## PASSAGE
## START
EP by Skegss
- Released: 16 October 2015
- Recorded: May 2015
- Studio: Converse Rubber Tracks Studio New York City
- Genre: Surf rock, punk rock
- Length: 13:27
- Label: Ratbag/Warner

Skegss chronology
| 3 Songs We Recorded with Adam When We Were in Melbourne (2015) | 50 Push Ups for a Dollar (2015) | Everyone Is Good at Something (2016) |

Singles from 50 Push Ups for a Dollar
- "Fun" Released: July 2015; "Eat It" Released: October 2015;

= 50 Push Ups for a Dollar =

50 Push Ups for a Dollar is a five-track extended play by Australian surf music and garage rock band Skegss, released on 16 October 2015. It provided two singles, "Fun" (July 2015) and "Eat It" (October). The EP's cover art was designed by Jack Irvine of Space 44. In March 2016 United States hip hop collaborators Reese x Lil Yachty released a single, "Do It". That single's cover art was described by Irvine, "they have just straight up taken the artwork, erased 'Skegss' and put their song title and not even changed anything else. And also, it's a horrible Photoshop edit looks like it was done in Microsoft Paint." The EP was re-released in October 2020 with the lead track from their 2014 single, "L.S.D.", added. It peaked at number 4 on the ARIA Albums Chart.

== Background ==

Skegss formed as a four-piece surf music and garage rock band in Byron Bay in early 2014. They released their debut single, "L.S.D." (a.k.a. "Live Sleep Die"), in mid-year. Their founding guitarist, Noa Deane, left in the following year to focus on his surfing career. Skegss continued as a trio, Toby Cregan (p.k.a. Toby Twostring) on bass guitar, Jonny Lani (p.k.a. Jonny Layback) on drums and Ben Reed (p.k.a. Ben Ben Bogroll) on lead vocals and guitar. They toured North America in mid-2015 and signed with Ratbag Records (see Dune Rats) upon returning to Australia. While they were in New York they recorded material at Converse Rubber Tracks.

The trio's first release for Ratbag Records was a single, "Fun", in July, which was distributed by Warner Music Australasia. They followed, in October, with its parent five-track extended play, 50 Push Ups for a Dollar, and a second single, "Eat It". The EP's cover art was designed by Jack Irvine of Space 44. In March 2016 United States hip hop collaborators Reese x Lil Yachty released a single, "Do It". Tone Deafs Tyler Jenke reported, "[they] seem to have had their artwork ripped off by an international artist." Irvine reflected, "they have just straight up taken the artwork, erased 'Skegss' and put their song title and not even changed anything else. And also, it's a horrible Photoshop edit looks like it was done in Microsoft Paint."
## END
## EXERCISE TASK A
From the records, transcribe the lines precisely as they appear, beginning at the line that contains "legend-item-beaucoup: Beaucoup /" and ending after the line that contains "535, 600, 544]".
The text about the Skegss EP and the records that follow it are unrelated material.

## INPUT FOR THIS TASK
## START
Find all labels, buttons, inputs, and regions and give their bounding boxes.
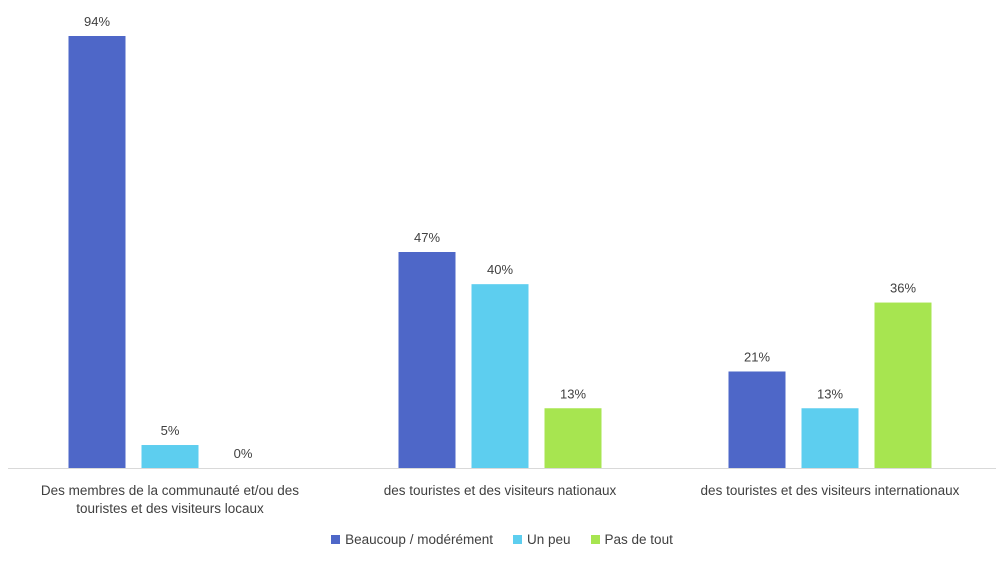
legend-item-beaucoup: Beaucoup / modérément	[331, 532, 493, 547]
data-label-beaucoup-national: 47%	[414, 230, 440, 245]
data-label-pas-de-tout-local: 0%	[234, 446, 253, 461]
legend-label-un-peu: Un peu	[526, 532, 571, 547]
legend-label-pas-de-tout: Pas de tout	[604, 532, 673, 547]
data-label-group: 94% 47% 21% 5% 40% 13% 0% 13% 36%	[84, 14, 916, 461]
category-label-local: Des membres de la communauté et/ou des t…	[40, 483, 300, 516]
category-label-international: des touristes et des visiteurs internati…	[700, 483, 960, 498]
data-label-un-peu-international: 13%	[817, 386, 843, 401]
data-label-un-peu-local: 5%	[161, 423, 180, 438]
bar-group	[68, 36, 932, 468]
bar-pas-de-tout-national	[544, 408, 602, 468]
bar-beaucoup-local	[68, 36, 126, 468]
bar-un-peu-national	[471, 284, 529, 468]
bar-beaucoup-international	[728, 371, 786, 468]
bar-beaucoup-national	[398, 252, 456, 468]
data-label-pas-de-tout-international: 36%	[890, 281, 916, 296]
legend-item-un-peu: Un peu	[512, 532, 571, 547]
legend-item-pas-de-tout: Pas de tout	[590, 532, 673, 547]
legend-swatch-un-peu	[512, 535, 522, 544]
legend-swatch-pas-de-tout	[590, 535, 600, 544]
legend-label-beaucoup: Beaucoup / modérément	[345, 532, 493, 547]
bar-un-peu-international	[801, 408, 859, 468]
data-label-beaucoup-international: 21%	[744, 349, 770, 364]
data-label-pas-de-tout-national: 13%	[560, 386, 586, 401]
legend: Beaucoup / modérément Un peu Pas de tout	[0, 532, 1004, 547]
bar-un-peu-local	[141, 445, 199, 468]
bar-pas-de-tout-international	[874, 302, 932, 468]
data-label-beaucoup-local: 94%	[84, 14, 110, 29]
legend-swatch-beaucoup	[331, 535, 341, 544]
data-label-un-peu-national: 40%	[487, 262, 513, 277]
category-label-national: des touristes et des visiteurs nationaux	[383, 483, 617, 498]
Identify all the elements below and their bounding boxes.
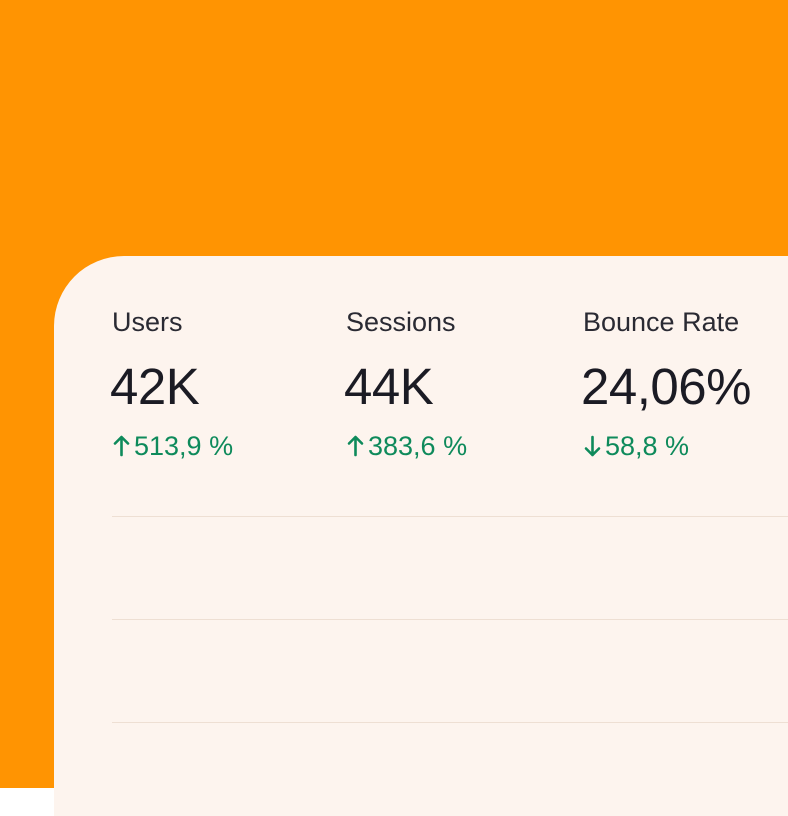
metric-change-value: 383,6 %	[368, 431, 468, 461]
arrow-up-icon	[113, 435, 130, 457]
metric-label: Bounce Rate	[583, 307, 740, 337]
metric-label: Sessions	[346, 307, 456, 337]
metric-change: 383,6 %	[346, 430, 467, 462]
metric-change: 513,9 %	[112, 430, 233, 462]
divider	[112, 722, 788, 723]
metric-change: 58,8 %	[583, 430, 689, 462]
metric-value: 42K	[110, 358, 200, 415]
arrow-up-icon	[347, 435, 364, 457]
metric-change-value: 58,8 %	[605, 431, 690, 461]
metric-value: 24,06%	[581, 358, 751, 415]
stats-card: Users 42K 513,9 % Sessions 44K 383,6 % B…	[54, 256, 788, 816]
divider	[112, 516, 788, 517]
arrow-down-icon	[584, 435, 601, 457]
metric-change-value: 513,9 %	[134, 431, 234, 461]
metric-label: Users	[112, 307, 183, 337]
metric-value: 44K	[344, 358, 434, 415]
divider	[112, 619, 788, 620]
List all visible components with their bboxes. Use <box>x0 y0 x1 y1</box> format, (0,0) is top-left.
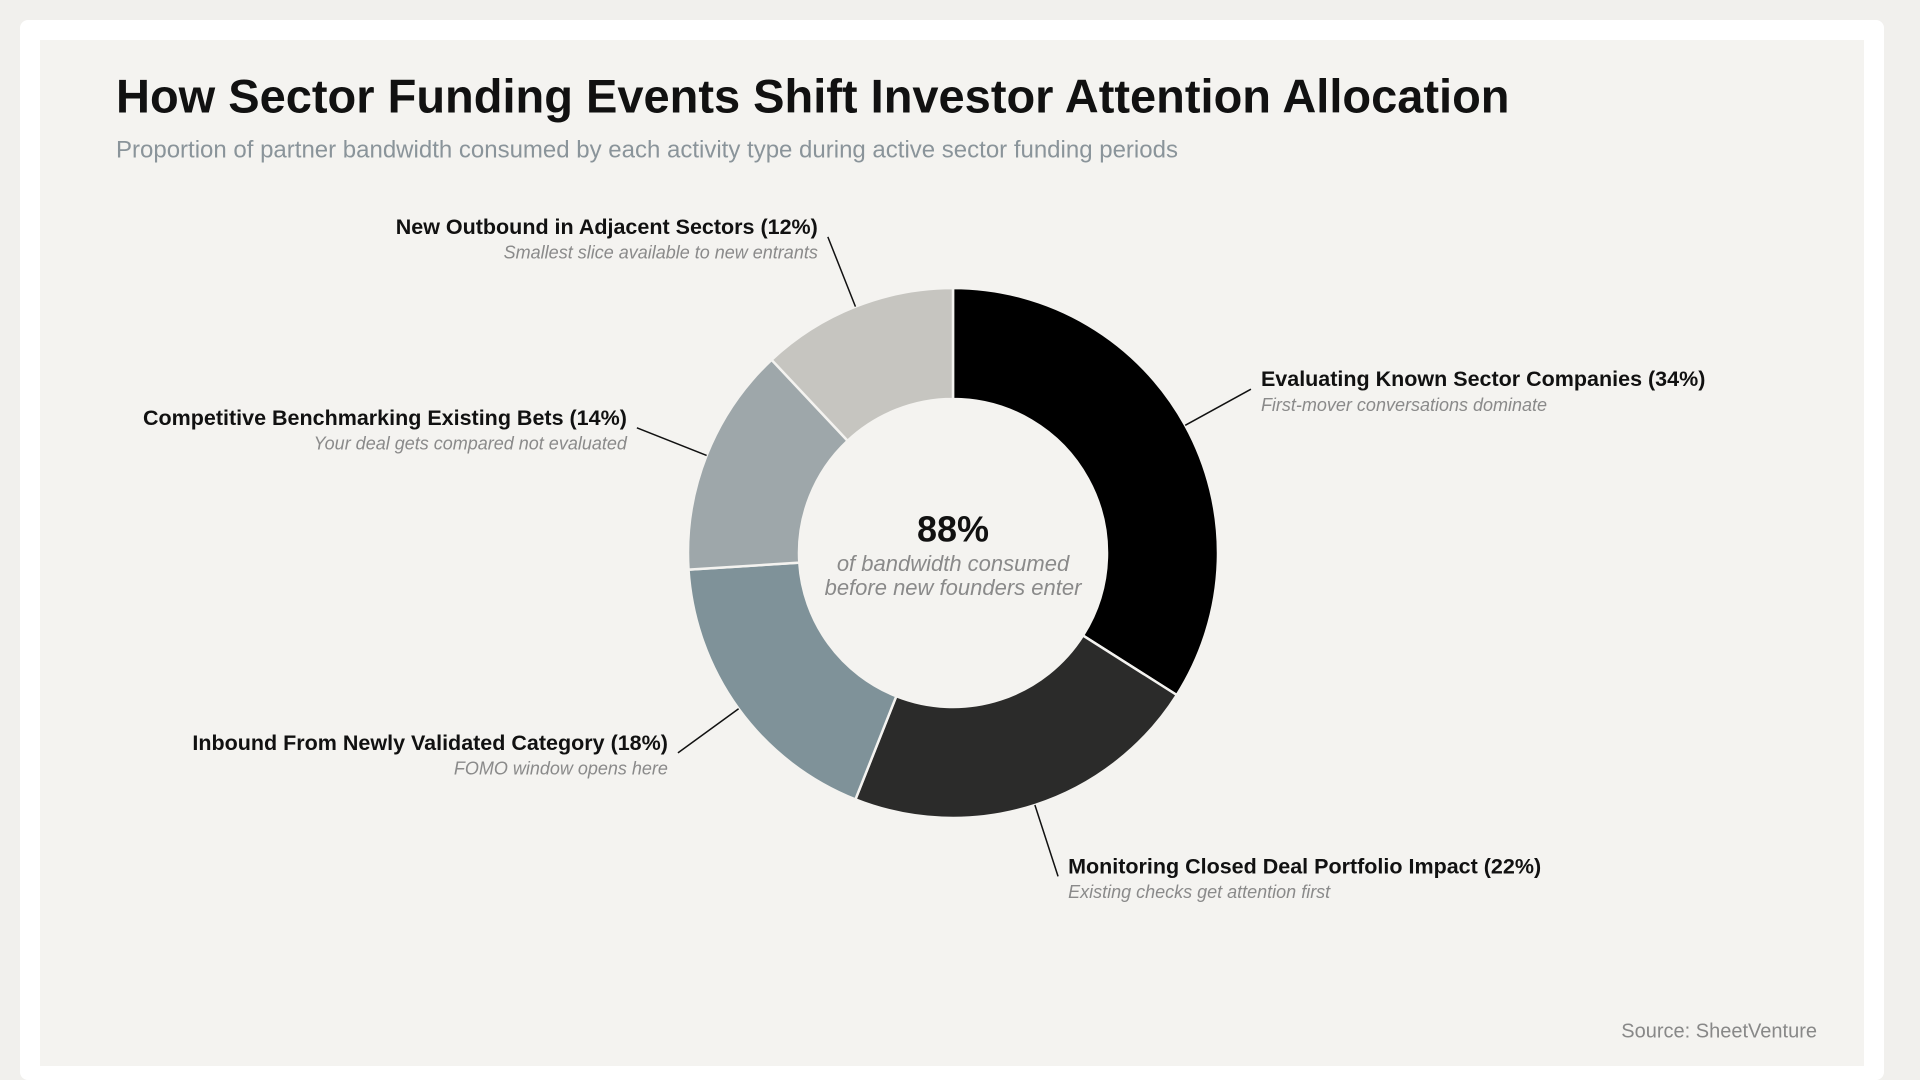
slice-note: Smallest slice available to new entrants <box>504 243 818 263</box>
donut-slice <box>769 286 955 443</box>
slice-label: Competitive Benchmarking Existing Bets (… <box>143 406 627 430</box>
leader-line <box>677 708 740 754</box>
slice-label: Inbound From Newly Validated Category (1… <box>192 731 668 755</box>
center-caption: before new founders enter <box>825 575 1084 600</box>
slice-value-label: (14%) <box>570 406 627 430</box>
donut-slice <box>951 286 1220 697</box>
slice-label: New Outbound in Adjacent Sectors (12%) <box>396 215 818 239</box>
slice-note: First-mover conversations dominate <box>1261 395 1547 415</box>
donut-slice <box>687 561 898 802</box>
chart-title: How Sector Funding Events Shift Investor… <box>116 69 1510 122</box>
chart-subtitle: Proportion of partner bandwidth consumed… <box>116 136 1178 163</box>
slice-value-label: (34%) <box>1648 367 1705 391</box>
slice-note: FOMO window opens here <box>454 759 668 779</box>
slice-value-label: (18%) <box>611 731 668 755</box>
panel <box>40 40 1864 1066</box>
leader-line <box>1034 804 1059 877</box>
slice-note: Your deal gets compared not evaluated <box>314 434 628 454</box>
slice-category: Monitoring Closed Deal Portfolio Impact <box>1068 854 1478 878</box>
leader-line <box>1184 388 1252 426</box>
donut-slice <box>853 633 1179 820</box>
slice-value-label: (12%) <box>760 215 817 239</box>
slice-label: Monitoring Closed Deal Portfolio Impact … <box>1068 854 1541 878</box>
slice-category: Inbound From Newly Validated Category <box>192 731 604 755</box>
slice-category: Evaluating Known Sector Companies <box>1261 367 1642 391</box>
leader-line <box>636 427 707 457</box>
center-label: 88% <box>917 509 989 550</box>
leader-line <box>827 236 857 307</box>
slice-category: New Outbound in Adjacent Sectors <box>396 215 755 239</box>
slice-label: Evaluating Known Sector Companies (34%) <box>1261 367 1705 391</box>
center-caption: of bandwidth consumed <box>837 551 1070 576</box>
slice-note: Existing checks get attention first <box>1068 882 1331 902</box>
slice-category: Competitive Benchmarking Existing Bets <box>143 406 564 430</box>
slice-value-label: (22%) <box>1484 854 1541 878</box>
source: Source: SheetVenture <box>1621 1020 1817 1042</box>
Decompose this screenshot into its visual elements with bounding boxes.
## END
## EXERCISE TASK B
Restate word for word the part of the Skegss EP article that begins at the words "50 Push Ups for a Dollar is" and ends after the words "ARIA Albums Chart.".

## CORRECT ANSWER A
legend-item-beaucoup: Beaucoup / modérément	[331, 532, 493, 547]
data-label-beaucoup-national: 47%	[414, 230, 440, 245]
data-label-pas-de-tout-local: 0%	[234, 446, 253, 461]
legend-label-un-peu: Un peu	[526, 532, 571, 547]
legend-label-pas-de-tout: Pas de tout	[604, 532, 673, 547]
data-label-group: 94% 47% 21% 5% 40% 13% 0% 13% 36%	[84, 14, 916, 461]
category-label-local: Des membres de la communauté et/ou des t…	[40, 483, 300, 516]
category-label-international: des touristes et des visiteurs internati…	[700, 483, 960, 498]
data-label-un-peu-international: 13%	[817, 386, 843, 401]
data-label-un-peu-local: 5%	[161, 423, 180, 438]
bar-group	[68, 36, 932, 468]
bar-pas-de-tout-national	[544, 408, 602, 468]
bar-beaucoup-local	[68, 36, 126, 468]
bar-un-peu-national	[471, 284, 529, 468]
bar-beaucoup-international	[728, 371, 786, 468]
bar-beaucoup-national	[398, 252, 456, 468]
data-label-pas-de-tout-international: 36%	[890, 281, 916, 296]
legend-item-un-peu: Un peu	[512, 532, 571, 547]
legend-item-pas-de-tout: Pas de tout	[590, 532, 673, 547]
legend-swatch-un-peu	[512, 535, 522, 544]
legend-swatch-pas-de-tout	[590, 535, 600, 544]

## CORRECT ANSWER B
50 Push Ups for a Dollar is a five-track extended play by Australian surf music and garage rock band Skegss, released on 16 October 2015. It provided two singles, "Fun" (July 2015) and "Eat It" (October). The EP's cover art was designed by Jack Irvine of Space 44. In March 2016 United States hip hop collaborators Reese x Lil Yachty released a single, "Do It". That single's cover art was described by Irvine, "they have just straight up taken the artwork, erased 'Skegss' and put their song title and not even changed anything else. And also, it's a horrible Photoshop edit looks like it was done in Microsoft Paint." The EP was re-released in October 2020 with the lead track from their 2014 single, "L.S.D.", added. It peaked at number 4 on the ARIA Albums Chart.